Stated problem ▸ Write out the entire listing below exactly as it appears, minus any pictures.

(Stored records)
***

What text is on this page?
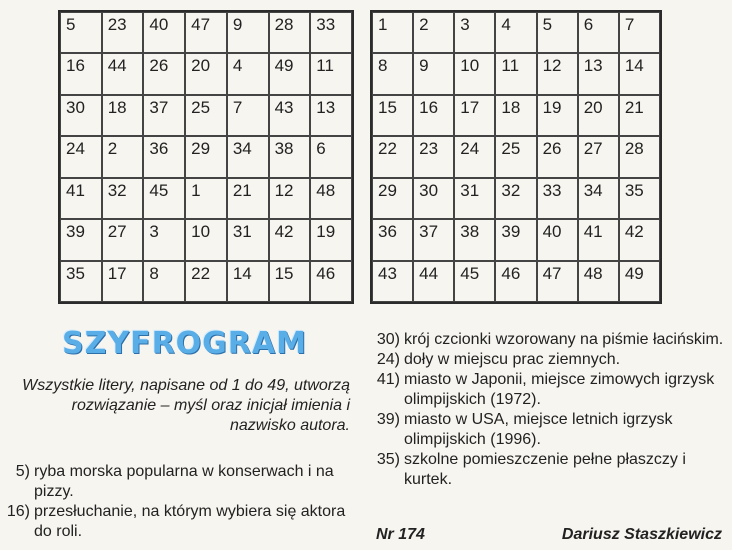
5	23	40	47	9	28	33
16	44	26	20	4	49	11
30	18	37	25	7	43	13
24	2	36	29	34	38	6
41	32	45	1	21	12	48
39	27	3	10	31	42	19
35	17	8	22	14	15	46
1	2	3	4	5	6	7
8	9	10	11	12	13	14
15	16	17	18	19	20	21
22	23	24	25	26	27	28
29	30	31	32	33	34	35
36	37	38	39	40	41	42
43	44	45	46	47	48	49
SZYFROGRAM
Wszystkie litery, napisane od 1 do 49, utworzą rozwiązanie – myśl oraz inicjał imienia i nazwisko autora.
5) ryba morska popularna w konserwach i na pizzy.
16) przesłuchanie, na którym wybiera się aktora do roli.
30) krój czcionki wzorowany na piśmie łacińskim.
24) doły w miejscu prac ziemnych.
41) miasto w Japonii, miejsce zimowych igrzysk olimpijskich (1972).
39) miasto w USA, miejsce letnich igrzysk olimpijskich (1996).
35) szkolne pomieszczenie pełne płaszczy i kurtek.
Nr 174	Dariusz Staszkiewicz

***

Solution to the problem ▸
What text is on this page?
5	23	40	47	9	28	33
16	44	26	20	4	49	11
30	18	37	25	7	43	13
24	2	36	29	34	38	6
41	32	45	1	21	12	48
39	27	3	10	31	42	19
35	17	8	22	14	15	46
1	2	3	4	5	6	7
8	9	10	11	12	13	14
15	16	17	18	19	20	21
22	23	24	25	26	27	28
29	30	31	32	33	34	35
36	37	38	39	40	41	42
43	44	45	46	47	48	49
SZYFROGRAM
Wszystkie litery, napisane od 1 do 49, utworzą rozwiązanie – myśl oraz inicjał imienia i nazwisko autora.
5) ryba morska popularna w konserwach i na pizzy.
16) przesłuchanie, na którym wybiera się aktora do roli.
30) krój czcionki wzorowany na piśmie łacińskim.
24) doły w miejscu prac ziemnych.
41) miasto w Japonii, miejsce zimowych igrzysk olimpijskich (1972).
39) miasto w USA, miejsce letnich igrzysk olimpijskich (1996).
35) szkolne pomieszczenie pełne płaszczy i kurtek.
Nr 174	Dariusz Staszkiewicz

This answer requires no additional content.